▸ **The problem**
Transcribe the full listing exactly, and drop every picture.

▸ **Extracted records**
- - - - - - -
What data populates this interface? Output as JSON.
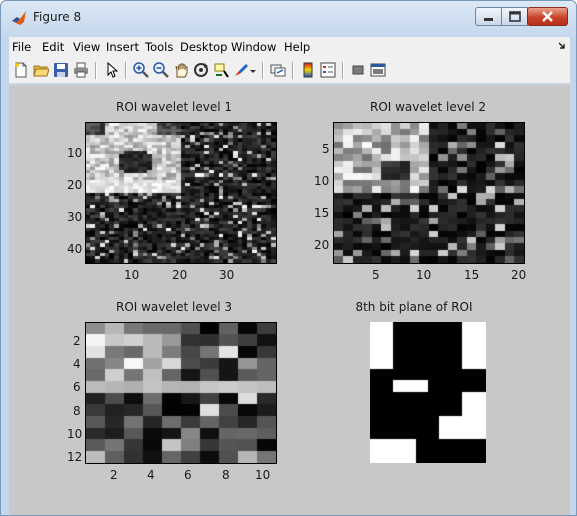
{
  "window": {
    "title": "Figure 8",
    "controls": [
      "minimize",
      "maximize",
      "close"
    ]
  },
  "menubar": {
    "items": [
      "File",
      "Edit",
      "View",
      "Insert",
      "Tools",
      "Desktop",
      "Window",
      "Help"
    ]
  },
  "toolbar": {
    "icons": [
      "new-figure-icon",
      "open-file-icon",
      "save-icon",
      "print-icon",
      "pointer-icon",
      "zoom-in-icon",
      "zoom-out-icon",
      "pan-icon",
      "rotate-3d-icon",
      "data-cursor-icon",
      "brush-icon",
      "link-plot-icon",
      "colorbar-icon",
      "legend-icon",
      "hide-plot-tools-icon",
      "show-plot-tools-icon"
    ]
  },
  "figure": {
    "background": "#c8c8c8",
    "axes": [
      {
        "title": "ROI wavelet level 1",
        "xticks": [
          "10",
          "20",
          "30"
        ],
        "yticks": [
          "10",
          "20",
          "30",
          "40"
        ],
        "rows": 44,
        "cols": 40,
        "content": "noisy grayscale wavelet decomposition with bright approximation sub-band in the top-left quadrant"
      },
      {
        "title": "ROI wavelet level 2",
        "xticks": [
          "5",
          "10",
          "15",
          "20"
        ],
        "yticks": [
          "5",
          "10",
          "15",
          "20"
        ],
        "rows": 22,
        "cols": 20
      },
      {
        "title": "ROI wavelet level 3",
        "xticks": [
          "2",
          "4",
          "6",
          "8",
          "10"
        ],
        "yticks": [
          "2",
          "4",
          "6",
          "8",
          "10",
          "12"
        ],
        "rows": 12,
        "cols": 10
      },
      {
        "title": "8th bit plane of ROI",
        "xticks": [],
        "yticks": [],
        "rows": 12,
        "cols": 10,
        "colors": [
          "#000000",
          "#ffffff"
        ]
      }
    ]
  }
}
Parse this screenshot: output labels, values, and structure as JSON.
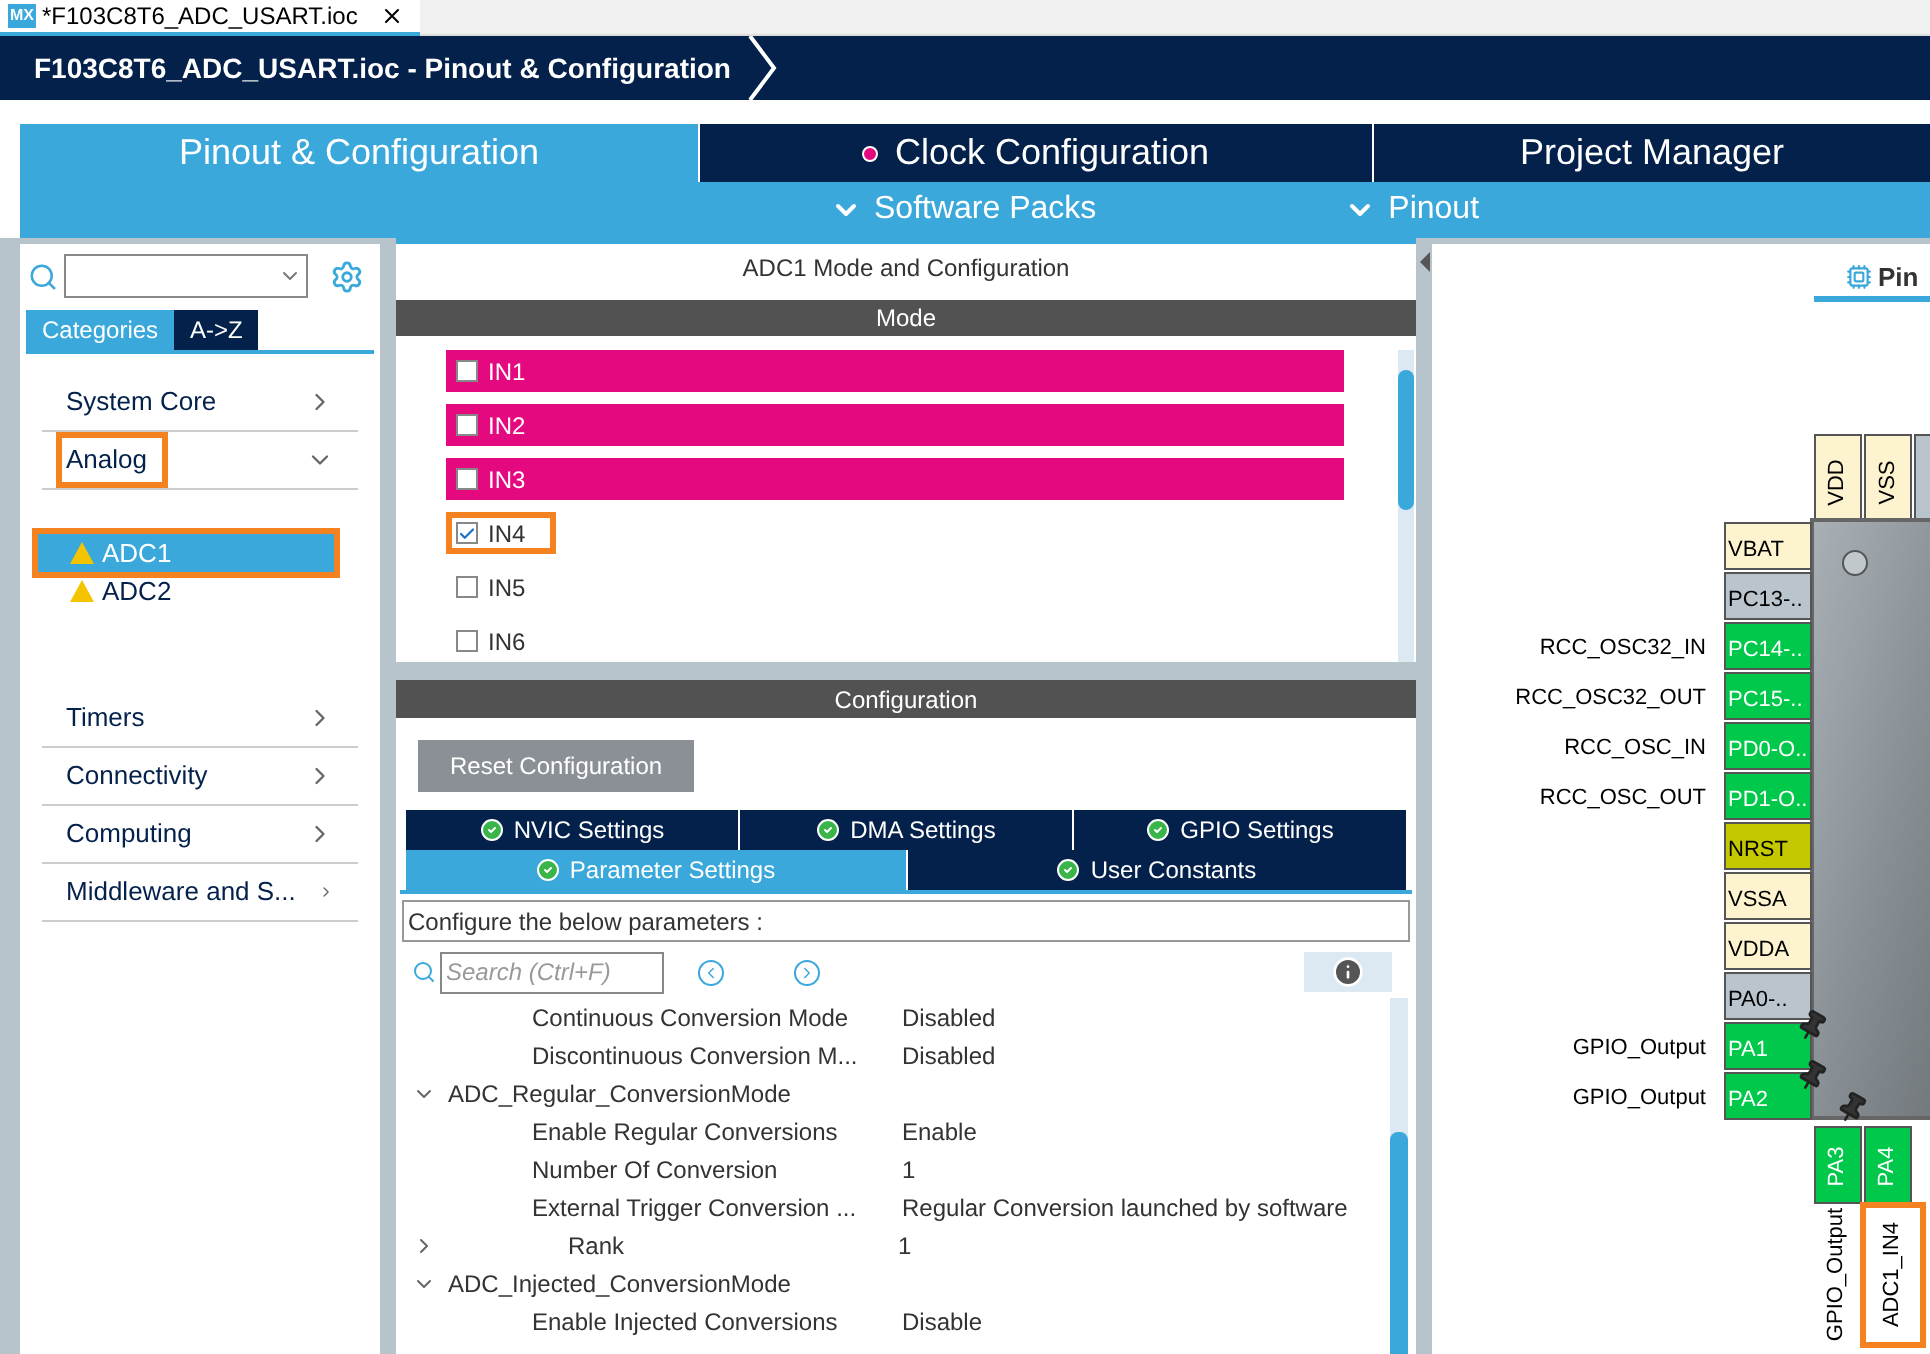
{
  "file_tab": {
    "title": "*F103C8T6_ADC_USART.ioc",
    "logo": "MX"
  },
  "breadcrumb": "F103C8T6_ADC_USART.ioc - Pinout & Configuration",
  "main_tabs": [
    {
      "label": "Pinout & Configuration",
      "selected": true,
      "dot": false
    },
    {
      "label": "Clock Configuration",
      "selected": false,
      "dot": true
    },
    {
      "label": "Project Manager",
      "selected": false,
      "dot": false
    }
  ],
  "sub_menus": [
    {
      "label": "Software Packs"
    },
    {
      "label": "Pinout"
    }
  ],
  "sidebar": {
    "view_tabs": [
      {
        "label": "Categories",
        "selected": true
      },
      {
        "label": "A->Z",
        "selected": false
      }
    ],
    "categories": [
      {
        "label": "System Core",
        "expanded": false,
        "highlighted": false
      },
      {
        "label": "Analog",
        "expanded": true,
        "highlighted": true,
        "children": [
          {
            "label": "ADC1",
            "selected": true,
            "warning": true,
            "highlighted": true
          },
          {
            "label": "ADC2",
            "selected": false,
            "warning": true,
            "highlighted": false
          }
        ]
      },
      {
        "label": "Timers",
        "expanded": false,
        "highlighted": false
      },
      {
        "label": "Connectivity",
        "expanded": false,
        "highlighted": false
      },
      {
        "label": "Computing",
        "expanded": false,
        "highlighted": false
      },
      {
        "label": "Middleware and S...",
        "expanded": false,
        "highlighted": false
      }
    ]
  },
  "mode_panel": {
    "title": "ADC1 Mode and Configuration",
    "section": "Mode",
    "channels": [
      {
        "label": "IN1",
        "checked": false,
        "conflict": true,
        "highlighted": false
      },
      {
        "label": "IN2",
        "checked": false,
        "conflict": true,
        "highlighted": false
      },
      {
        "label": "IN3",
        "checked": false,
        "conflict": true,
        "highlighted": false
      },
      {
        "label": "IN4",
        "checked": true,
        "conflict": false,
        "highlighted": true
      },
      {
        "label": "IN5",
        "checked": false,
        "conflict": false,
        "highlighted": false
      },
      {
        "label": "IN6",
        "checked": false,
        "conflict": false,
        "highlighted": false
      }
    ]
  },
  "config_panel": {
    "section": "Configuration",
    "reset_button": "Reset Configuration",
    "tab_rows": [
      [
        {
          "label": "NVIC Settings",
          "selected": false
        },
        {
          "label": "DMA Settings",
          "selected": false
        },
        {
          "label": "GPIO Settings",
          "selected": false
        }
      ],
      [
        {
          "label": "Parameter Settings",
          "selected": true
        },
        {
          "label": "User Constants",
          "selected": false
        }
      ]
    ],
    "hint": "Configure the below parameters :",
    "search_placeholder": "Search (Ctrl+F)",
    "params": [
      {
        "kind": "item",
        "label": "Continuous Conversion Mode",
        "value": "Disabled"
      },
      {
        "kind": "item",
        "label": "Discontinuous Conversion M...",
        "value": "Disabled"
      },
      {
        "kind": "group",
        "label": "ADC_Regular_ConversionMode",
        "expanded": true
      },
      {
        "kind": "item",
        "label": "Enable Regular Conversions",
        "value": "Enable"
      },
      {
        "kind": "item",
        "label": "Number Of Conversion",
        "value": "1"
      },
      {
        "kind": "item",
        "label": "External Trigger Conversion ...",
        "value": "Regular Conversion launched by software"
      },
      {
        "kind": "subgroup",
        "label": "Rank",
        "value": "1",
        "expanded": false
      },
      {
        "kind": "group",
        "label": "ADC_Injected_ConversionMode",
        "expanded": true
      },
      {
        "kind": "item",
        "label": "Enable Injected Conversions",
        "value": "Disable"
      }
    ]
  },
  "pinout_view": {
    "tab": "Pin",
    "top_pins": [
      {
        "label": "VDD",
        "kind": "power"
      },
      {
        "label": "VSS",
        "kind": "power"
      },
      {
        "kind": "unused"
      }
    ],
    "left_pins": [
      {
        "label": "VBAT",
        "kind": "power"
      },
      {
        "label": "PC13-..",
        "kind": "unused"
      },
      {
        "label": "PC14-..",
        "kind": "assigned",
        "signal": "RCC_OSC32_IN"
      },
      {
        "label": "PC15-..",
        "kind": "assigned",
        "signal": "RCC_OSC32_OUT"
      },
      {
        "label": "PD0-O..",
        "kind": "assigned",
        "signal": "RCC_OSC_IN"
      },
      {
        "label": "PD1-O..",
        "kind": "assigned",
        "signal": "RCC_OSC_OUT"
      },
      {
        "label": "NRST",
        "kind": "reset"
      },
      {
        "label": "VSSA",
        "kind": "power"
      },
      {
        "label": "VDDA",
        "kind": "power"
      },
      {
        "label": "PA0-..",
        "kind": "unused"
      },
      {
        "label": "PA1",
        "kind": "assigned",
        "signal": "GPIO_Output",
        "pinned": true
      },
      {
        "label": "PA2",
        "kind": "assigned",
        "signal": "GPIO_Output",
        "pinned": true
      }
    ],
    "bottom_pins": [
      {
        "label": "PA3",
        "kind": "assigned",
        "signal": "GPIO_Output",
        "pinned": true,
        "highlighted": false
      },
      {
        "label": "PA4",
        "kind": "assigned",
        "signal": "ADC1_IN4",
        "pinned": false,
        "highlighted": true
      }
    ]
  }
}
- - - - - - -
▸ **Solution to the exercise**
What data populates this interface? Output as JSON.
{
  "window": {
    "title": "Figure 8",
    "controls": [
      "minimize",
      "maximize",
      "close"
    ]
  },
  "menubar": {
    "items": [
      "File",
      "Edit",
      "View",
      "Insert",
      "Tools",
      "Desktop",
      "Window",
      "Help"
    ]
  },
  "toolbar": {
    "icons": [
      "new-figure-icon",
      "open-file-icon",
      "save-icon",
      "print-icon",
      "pointer-icon",
      "zoom-in-icon",
      "zoom-out-icon",
      "pan-icon",
      "rotate-3d-icon",
      "data-cursor-icon",
      "brush-icon",
      "link-plot-icon",
      "colorbar-icon",
      "legend-icon",
      "hide-plot-tools-icon",
      "show-plot-tools-icon"
    ]
  },
  "figure": {
    "background": "#c8c8c8",
    "axes": [
      {
        "title": "ROI wavelet level 1",
        "xticks": [
          "10",
          "20",
          "30"
        ],
        "yticks": [
          "10",
          "20",
          "30",
          "40"
        ],
        "rows": 44,
        "cols": 40,
        "content": "noisy grayscale wavelet decomposition with bright approximation sub-band in the top-left quadrant"
      },
      {
        "title": "ROI wavelet level 2",
        "xticks": [
          "5",
          "10",
          "15",
          "20"
        ],
        "yticks": [
          "5",
          "10",
          "15",
          "20"
        ],
        "rows": 22,
        "cols": 20
      },
      {
        "title": "ROI wavelet level 3",
        "xticks": [
          "2",
          "4",
          "6",
          "8",
          "10"
        ],
        "yticks": [
          "2",
          "4",
          "6",
          "8",
          "10",
          "12"
        ],
        "rows": 12,
        "cols": 10
      },
      {
        "title": "8th bit plane of ROI",
        "xticks": [],
        "yticks": [],
        "rows": 12,
        "cols": 10,
        "colors": [
          "#000000",
          "#ffffff"
        ]
      }
    ]
  }
}
Parse this screenshot: output labels, values, and structure as JSON.
{
  "file_tab": {
    "title": "*F103C8T6_ADC_USART.ioc",
    "logo": "MX"
  },
  "breadcrumb": "F103C8T6_ADC_USART.ioc - Pinout & Configuration",
  "main_tabs": [
    {
      "label": "Pinout & Configuration",
      "selected": true,
      "dot": false
    },
    {
      "label": "Clock Configuration",
      "selected": false,
      "dot": true
    },
    {
      "label": "Project Manager",
      "selected": false,
      "dot": false
    }
  ],
  "sub_menus": [
    {
      "label": "Software Packs"
    },
    {
      "label": "Pinout"
    }
  ],
  "sidebar": {
    "view_tabs": [
      {
        "label": "Categories",
        "selected": true
      },
      {
        "label": "A->Z",
        "selected": false
      }
    ],
    "categories": [
      {
        "label": "System Core",
        "expanded": false,
        "highlighted": false
      },
      {
        "label": "Analog",
        "expanded": true,
        "highlighted": true,
        "children": [
          {
            "label": "ADC1",
            "selected": true,
            "warning": true,
            "highlighted": true
          },
          {
            "label": "ADC2",
            "selected": false,
            "warning": true,
            "highlighted": false
          }
        ]
      },
      {
        "label": "Timers",
        "expanded": false,
        "highlighted": false
      },
      {
        "label": "Connectivity",
        "expanded": false,
        "highlighted": false
      },
      {
        "label": "Computing",
        "expanded": false,
        "highlighted": false
      },
      {
        "label": "Middleware and S...",
        "expanded": false,
        "highlighted": false
      }
    ]
  },
  "mode_panel": {
    "title": "ADC1 Mode and Configuration",
    "section": "Mode",
    "channels": [
      {
        "label": "IN1",
        "checked": false,
        "conflict": true,
        "highlighted": false
      },
      {
        "label": "IN2",
        "checked": false,
        "conflict": true,
        "highlighted": false
      },
      {
        "label": "IN3",
        "checked": false,
        "conflict": true,
        "highlighted": false
      },
      {
        "label": "IN4",
        "checked": true,
        "conflict": false,
        "highlighted": true
      },
      {
        "label": "IN5",
        "checked": false,
        "conflict": false,
        "highlighted": false
      },
      {
        "label": "IN6",
        "checked": false,
        "conflict": false,
        "highlighted": false
      }
    ]
  },
  "config_panel": {
    "section": "Configuration",
    "reset_button": "Reset Configuration",
    "tab_rows": [
      [
        {
          "label": "NVIC Settings",
          "selected": false
        },
        {
          "label": "DMA Settings",
          "selected": false
        },
        {
          "label": "GPIO Settings",
          "selected": false
        }
      ],
      [
        {
          "label": "Parameter Settings",
          "selected": true
        },
        {
          "label": "User Constants",
          "selected": false
        }
      ]
    ],
    "hint": "Configure the below parameters :",
    "search_placeholder": "Search (Ctrl+F)",
    "params": [
      {
        "kind": "item",
        "label": "Continuous Conversion Mode",
        "value": "Disabled"
      },
      {
        "kind": "item",
        "label": "Discontinuous Conversion M...",
        "value": "Disabled"
      },
      {
        "kind": "group",
        "label": "ADC_Regular_ConversionMode",
        "expanded": true
      },
      {
        "kind": "item",
        "label": "Enable Regular Conversions",
        "value": "Enable"
      },
      {
        "kind": "item",
        "label": "Number Of Conversion",
        "value": "1"
      },
      {
        "kind": "item",
        "label": "External Trigger Conversion ...",
        "value": "Regular Conversion launched by software"
      },
      {
        "kind": "subgroup",
        "label": "Rank",
        "value": "1",
        "expanded": false
      },
      {
        "kind": "group",
        "label": "ADC_Injected_ConversionMode",
        "expanded": true
      },
      {
        "kind": "item",
        "label": "Enable Injected Conversions",
        "value": "Disable"
      }
    ]
  },
  "pinout_view": {
    "tab": "Pin",
    "top_pins": [
      {
        "label": "VDD",
        "kind": "power"
      },
      {
        "label": "VSS",
        "kind": "power"
      },
      {
        "kind": "unused"
      }
    ],
    "left_pins": [
      {
        "label": "VBAT",
        "kind": "power"
      },
      {
        "label": "PC13-..",
        "kind": "unused"
      },
      {
        "label": "PC14-..",
        "kind": "assigned",
        "signal": "RCC_OSC32_IN"
      },
      {
        "label": "PC15-..",
        "kind": "assigned",
        "signal": "RCC_OSC32_OUT"
      },
      {
        "label": "PD0-O..",
        "kind": "assigned",
        "signal": "RCC_OSC_IN"
      },
      {
        "label": "PD1-O..",
        "kind": "assigned",
        "signal": "RCC_OSC_OUT"
      },
      {
        "label": "NRST",
        "kind": "reset"
      },
      {
        "label": "VSSA",
        "kind": "power"
      },
      {
        "label": "VDDA",
        "kind": "power"
      },
      {
        "label": "PA0-..",
        "kind": "unused"
      },
      {
        "label": "PA1",
        "kind": "assigned",
        "signal": "GPIO_Output",
        "pinned": true
      },
      {
        "label": "PA2",
        "kind": "assigned",
        "signal": "GPIO_Output",
        "pinned": true
      }
    ],
    "bottom_pins": [
      {
        "label": "PA3",
        "kind": "assigned",
        "signal": "GPIO_Output",
        "pinned": true,
        "highlighted": false
      },
      {
        "label": "PA4",
        "kind": "assigned",
        "signal": "ADC1_IN4",
        "pinned": false,
        "highlighted": true
      }
    ]
  }
}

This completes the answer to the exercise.